**EXERCISE REQUIREMENTS**:
Below are some records: retype them all exactly, but not the pictures.

[Data entries]
^^^^^^^^

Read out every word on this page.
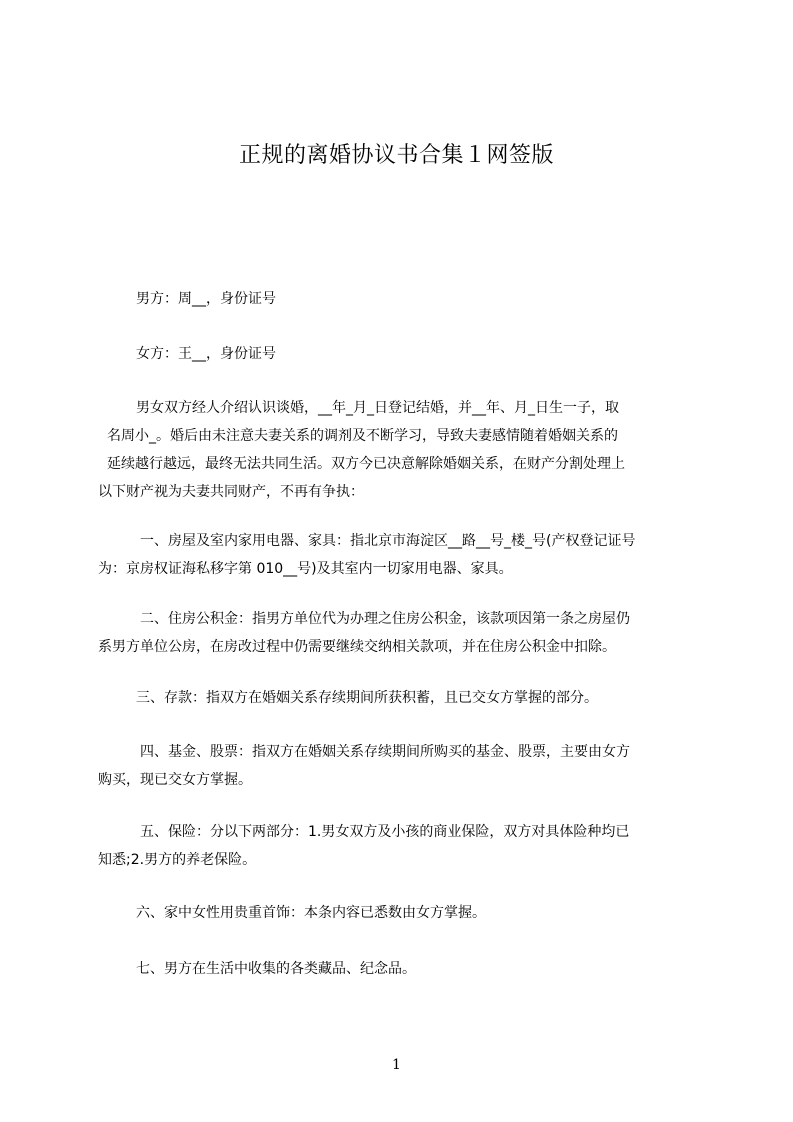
正规的离婚协议书合集１网签版
男方：周__，身份证号
女方：王__，身份证号
男女双方经人介绍认识谈婚，__年_月_日登记结婚，并__年、月_日生一子，取
名周小_。婚后由未注意夫妻关系的调剂及不断学习，导致夫妻感情随着婚姻关系的
延续越行越远，最终无法共同生活。双方今已决意解除婚姻关系，在财产分割处理上
以下财产视为夫妻共同财产，不再有争执：
一、房屋及室内家用电器、家具：指北京市海淀区__路__号_楼_号(产权登记证号
为：京房权证海私移字第 010__号)及其室内一切家用电器、家具。
二、住房公积金：指男方单位代为办理之住房公积金，该款项因第一条之房屋仍
系男方单位公房，在房改过程中仍需要继续交纳相关款项，并在住房公积金中扣除。
三、存款：指双方在婚姻关系存续期间所获积蓄，且已交女方掌握的部分。
四、基金、股票：指双方在婚姻关系存续期间所购买的基金、股票，主要由女方
购买，现已交女方掌握。
五、保险：分以下两部分：1.男女双方及小孩的商业保险，双方对具体险种均已
知悉;2.男方的养老保险。
六、家中女性用贵重首饰：本条内容已悉数由女方掌握。
七、男方在生活中收集的各类藏品、纪念品。
1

^^^^^^^^

**SOLUTION BELOW**:
Read out every word on this page.
正规的离婚协议书合集１网签版
男方：周__，身份证号
女方：王__，身份证号
男女双方经人介绍认识谈婚，__年_月_日登记结婚，并__年、月_日生一子，取
名周小_。婚后由未注意夫妻关系的调剂及不断学习，导致夫妻感情随着婚姻关系的
延续越行越远，最终无法共同生活。双方今已决意解除婚姻关系，在财产分割处理上
以下财产视为夫妻共同财产，不再有争执：
一、房屋及室内家用电器、家具：指北京市海淀区__路__号_楼_号(产权登记证号
为：京房权证海私移字第 010__号)及其室内一切家用电器、家具。
二、住房公积金：指男方单位代为办理之住房公积金，该款项因第一条之房屋仍
系男方单位公房，在房改过程中仍需要继续交纳相关款项，并在住房公积金中扣除。
三、存款：指双方在婚姻关系存续期间所获积蓄，且已交女方掌握的部分。
四、基金、股票：指双方在婚姻关系存续期间所购买的基金、股票，主要由女方
购买，现已交女方掌握。
五、保险：分以下两部分：1.男女双方及小孩的商业保险，双方对具体险种均已
知悉;2.男方的养老保险。
六、家中女性用贵重首饰：本条内容已悉数由女方掌握。
七、男方在生活中收集的各类藏品、纪念品。
1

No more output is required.